Work required:
In the records that follow, locate every line with "thấy" and extract it.

Dataset content:
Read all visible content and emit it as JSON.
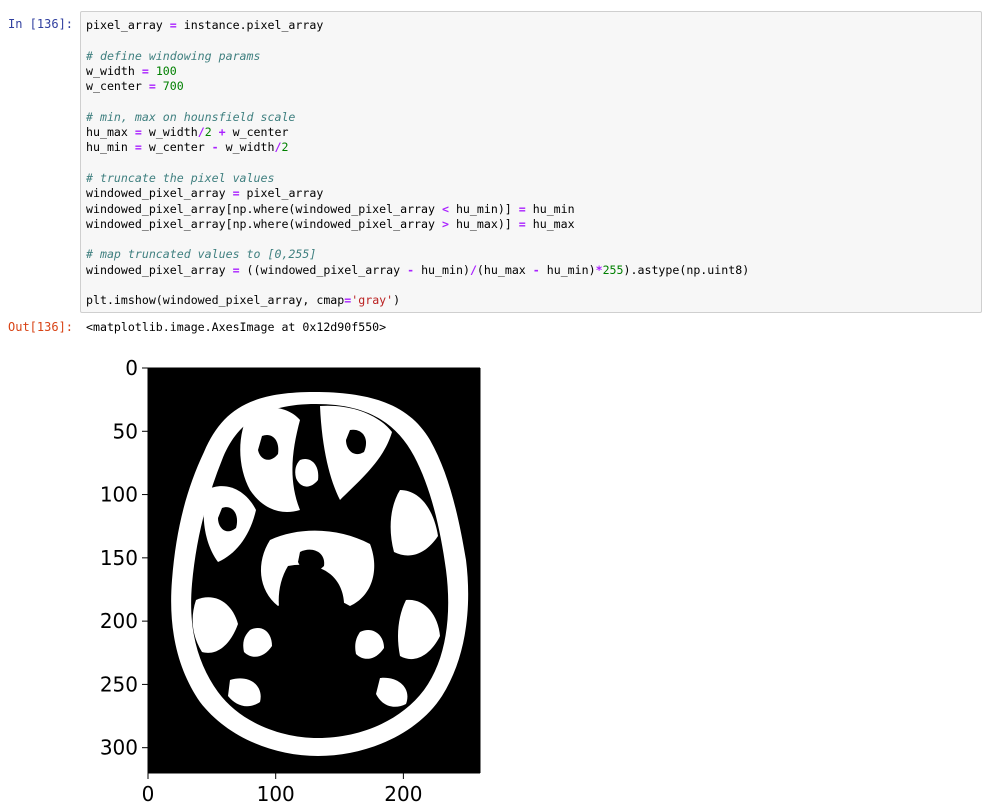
{
  "cell": {
    "in_prompt": "In [136]:",
    "out_prompt": "Out[136]:",
    "output_text": "<matplotlib.image.AxesImage at 0x12d90f550>",
    "code_lines": [
      [
        [
          "pixel_array ",
          ""
        ],
        [
          "=",
          "op"
        ],
        [
          " instance.pixel_array",
          ""
        ]
      ],
      [],
      [
        [
          "# define windowing params",
          "cm"
        ]
      ],
      [
        [
          "w_width ",
          ""
        ],
        [
          "=",
          "op"
        ],
        [
          " ",
          ""
        ],
        [
          "100",
          "num"
        ]
      ],
      [
        [
          "w_center ",
          ""
        ],
        [
          "=",
          "op"
        ],
        [
          " ",
          ""
        ],
        [
          "700",
          "num"
        ]
      ],
      [],
      [
        [
          "# min, max on hounsfield scale",
          "cm"
        ]
      ],
      [
        [
          "hu_max ",
          ""
        ],
        [
          "=",
          "op"
        ],
        [
          " w_width",
          ""
        ],
        [
          "/",
          "op"
        ],
        [
          "2",
          "num"
        ],
        [
          " ",
          ""
        ],
        [
          "+",
          "op"
        ],
        [
          " w_center",
          ""
        ]
      ],
      [
        [
          "hu_min ",
          ""
        ],
        [
          "=",
          "op"
        ],
        [
          " w_center ",
          ""
        ],
        [
          "-",
          "op"
        ],
        [
          " w_width",
          ""
        ],
        [
          "/",
          "op"
        ],
        [
          "2",
          "num"
        ]
      ],
      [],
      [
        [
          "# truncate the pixel values",
          "cm"
        ]
      ],
      [
        [
          "windowed_pixel_array ",
          ""
        ],
        [
          "=",
          "op"
        ],
        [
          " pixel_array",
          ""
        ]
      ],
      [
        [
          "windowed_pixel_array[np.where(windowed_pixel_array ",
          ""
        ],
        [
          "<",
          "op"
        ],
        [
          " hu_min)] ",
          ""
        ],
        [
          "=",
          "op"
        ],
        [
          " hu_min",
          ""
        ]
      ],
      [
        [
          "windowed_pixel_array[np.where(windowed_pixel_array ",
          ""
        ],
        [
          ">",
          "op"
        ],
        [
          " hu_max)] ",
          ""
        ],
        [
          "=",
          "op"
        ],
        [
          " hu_max",
          ""
        ]
      ],
      [],
      [
        [
          "# map truncated values to [0,255]",
          "cm"
        ]
      ],
      [
        [
          "windowed_pixel_array ",
          ""
        ],
        [
          "=",
          "op"
        ],
        [
          " ((windowed_pixel_array ",
          ""
        ],
        [
          "-",
          "op"
        ],
        [
          " hu_min)",
          ""
        ],
        [
          "/",
          "op"
        ],
        [
          "(hu_max ",
          ""
        ],
        [
          "-",
          "op"
        ],
        [
          " hu_min)",
          ""
        ],
        [
          "*",
          "op"
        ],
        [
          "255",
          "num"
        ],
        [
          ").astype(np.uint8)",
          ""
        ]
      ],
      [],
      [
        [
          "plt.imshow(windowed_pixel_array, cmap",
          ""
        ],
        [
          "=",
          "op"
        ],
        [
          "'gray'",
          "str"
        ],
        [
          ")",
          ""
        ]
      ]
    ]
  },
  "plot": {
    "image_width": 260,
    "image_height": 320,
    "x_ticks": [
      "0",
      "100",
      "200"
    ],
    "y_ticks": [
      "0",
      "50",
      "100",
      "150",
      "200",
      "250",
      "300"
    ],
    "x_tick_values": [
      0,
      100,
      200
    ],
    "y_tick_values": [
      0,
      50,
      100,
      150,
      200,
      250,
      300
    ],
    "colors": {
      "image_bg": "#000000",
      "bone": "#ffffff"
    }
  }
}
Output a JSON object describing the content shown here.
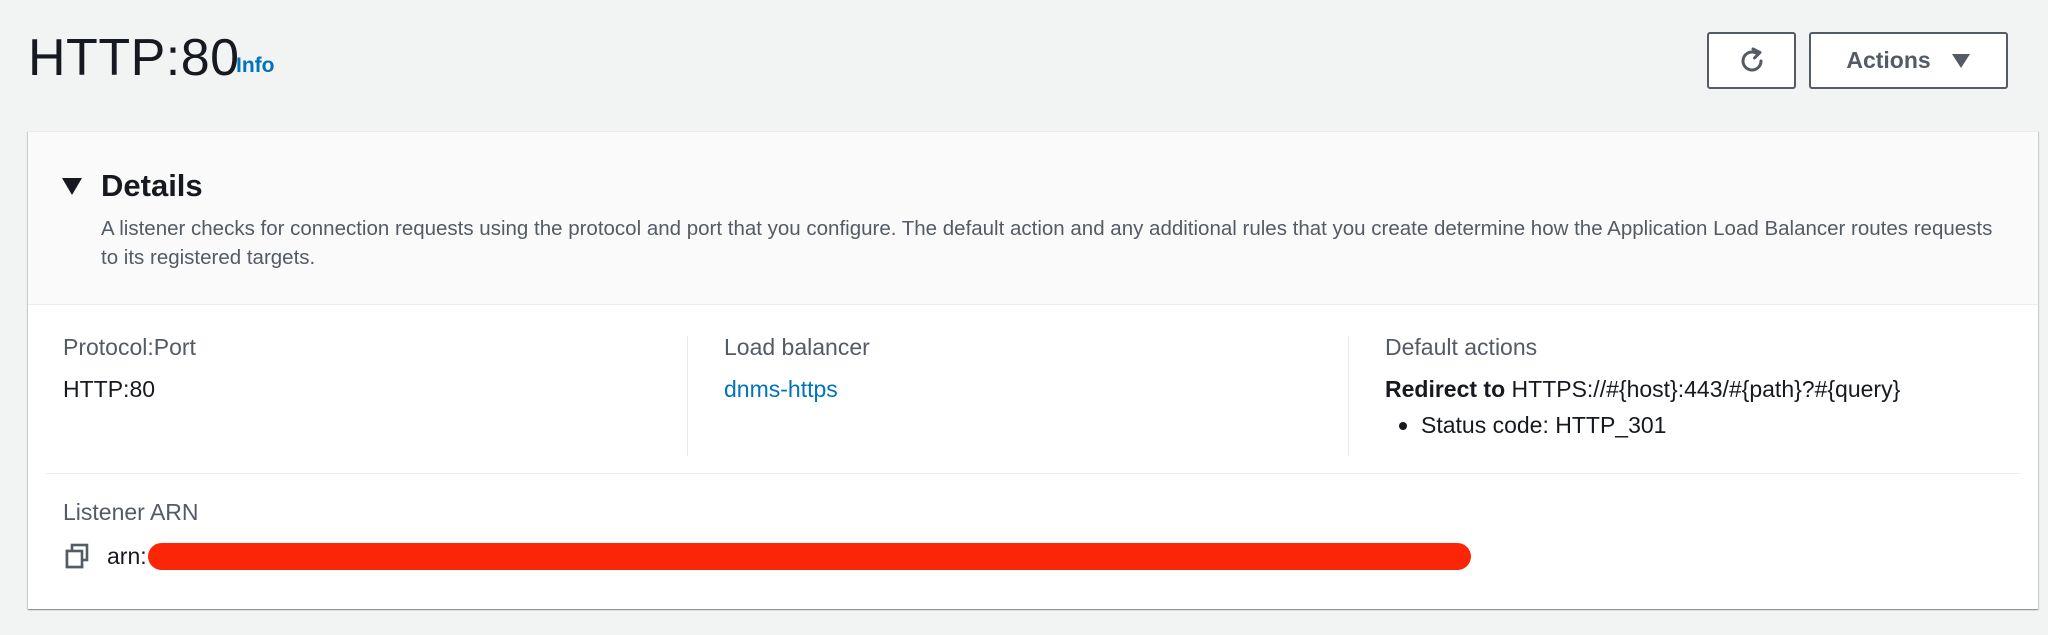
{
  "header": {
    "title": "HTTP:80",
    "info_label": "Info",
    "refresh_icon": "refresh-icon",
    "actions_label": "Actions",
    "actions_icon": "caret-down-icon"
  },
  "details": {
    "title": "Details",
    "caret_icon": "caret-down-icon",
    "description": "A listener checks for connection requests using the protocol and port that you configure. The default action and any additional rules that you create determine how the Application Load Balancer routes requests to its registered targets.",
    "protocol_port": {
      "label": "Protocol:Port",
      "value": "HTTP:80"
    },
    "load_balancer": {
      "label": "Load balancer",
      "value": "dnms-https"
    },
    "default_actions": {
      "label": "Default actions",
      "redirect_label": "Redirect to",
      "redirect_target": "HTTPS://#{host}:443/#{path}?#{query}",
      "status_code": "Status code: HTTP_301"
    },
    "listener_arn": {
      "label": "Listener ARN",
      "copy_icon": "copy-icon",
      "prefix": "arn:",
      "redaction_color": "#fb2508"
    }
  },
  "colors": {
    "link": "#0073bb",
    "background": "#f2f3f3",
    "text": "#16191f",
    "muted": "#545b64"
  }
}
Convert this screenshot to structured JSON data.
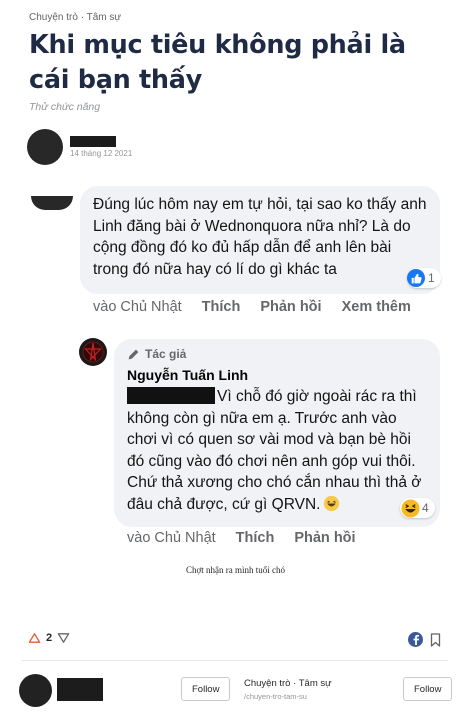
{
  "post": {
    "space_label": "Chuyện trò · Tâm sự",
    "title": "Khi mục tiêu không phải là cái bạn thấy",
    "subtitle": "Thử chức năng",
    "date": "14 tháng 12 2021"
  },
  "comment1": {
    "text": "Đúng lúc hôm nay em tự hỏi, tại sao ko thấy anh Linh đăng bài ở Wednonquora nữa nhỉ? Là do cộng đồng đó ko đủ hấp dẫn để anh lên bài trong đó nữa hay có lí do gì khác ta",
    "reaction_count": "1",
    "actions": {
      "time": "vào Chủ Nhật",
      "like": "Thích",
      "reply": "Phản hồi",
      "more": "Xem thêm"
    }
  },
  "comment2": {
    "badge": "Tác giả",
    "author": "Nguyễn Tuấn Linh",
    "text": "Vì chỗ đó giờ ngoài rác ra thì không còn gì nữa em ạ. Trước anh vào chơi vì có quen sơ vài mod và bạn bè hồi đó cũng vào đó chơi nên anh góp vui thôi. Chứ thả xương cho chó cắn nhau thì thả ở đâu chả được, cứ gì QRVN.",
    "reaction_count": "4",
    "actions": {
      "time": "vào Chủ Nhật",
      "like": "Thích",
      "reply": "Phản hồi"
    }
  },
  "caption": "Chợt nhận ra mình tuổi chó",
  "footer": {
    "upvotes": "2",
    "follow_user": "Follow",
    "space_name": "Chuyện trò · Tâm sự",
    "space_url": "/chuyen-tro-tam-su",
    "follow_space": "Follow"
  },
  "colors": {
    "title": "#1f2a44",
    "bubble": "#f0f2f5",
    "like_blue": "#1877f2",
    "facebook": "#3b5998"
  }
}
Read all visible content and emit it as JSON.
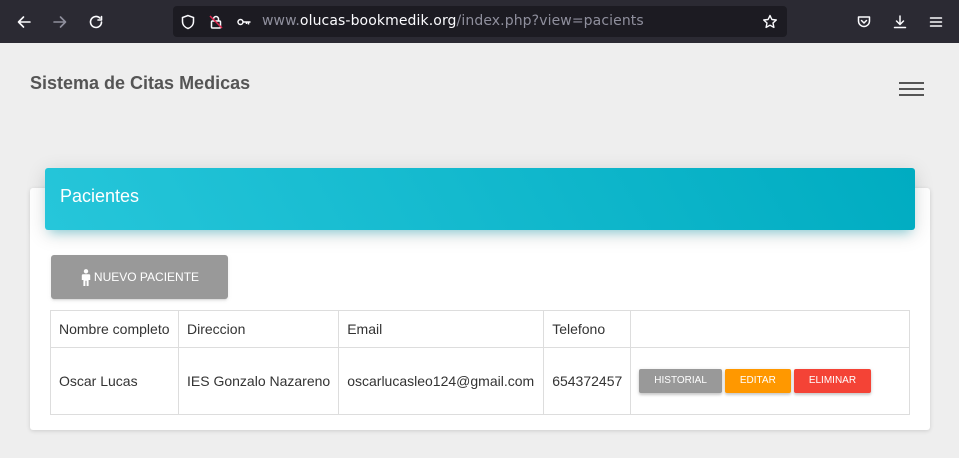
{
  "browser": {
    "url_prefix": "www.",
    "url_host": "olucas-bookmedik.org",
    "url_path": "/index.php?view=pacients"
  },
  "app": {
    "brand": "Sistema de Citas Medicas"
  },
  "card": {
    "title": "Pacientes",
    "new_button_label": "NUEVO PACIENTE"
  },
  "table": {
    "headers": [
      "Nombre completo",
      "Direccion",
      "Email",
      "Telefono",
      ""
    ],
    "rows": [
      {
        "name": "Oscar Lucas",
        "address": "IES Gonzalo Nazareno",
        "email": "oscarlucasleo124@gmail.com",
        "phone": "654372457",
        "actions": [
          "HISTORIAL",
          "EDITAR",
          "ELIMINAR"
        ]
      }
    ]
  },
  "colors": {
    "header_gradient_start": "#26c6da",
    "header_gradient_end": "#00acc1",
    "button_grey": "#999999",
    "button_orange": "#ff9800",
    "button_red": "#f44336",
    "browser_toolbar": "#2b2a33"
  },
  "icons": {
    "back": "arrow-left-icon",
    "forward": "arrow-right-icon",
    "reload": "reload-icon",
    "shield": "shield-icon",
    "insecure": "lock-slash-icon",
    "key": "key-icon",
    "bookmark": "star-icon",
    "pocket": "pocket-icon",
    "downloads": "download-icon",
    "menu": "hamburger-menu-icon",
    "person": "person-icon"
  }
}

Answer to the problem:
    "title": "Khi mục tiêu không phải là cái bạn thấy",
    "text": "Đúng lúc hôm nay em tự hỏi, tại sao ko thấy anh Linh đăng bài ở Wednonquora nữa nhỉ? Là do cộng đồng đó ko đủ hấp dẫn để anh lên bài trong đó nữa hay có lí do gì khác ta",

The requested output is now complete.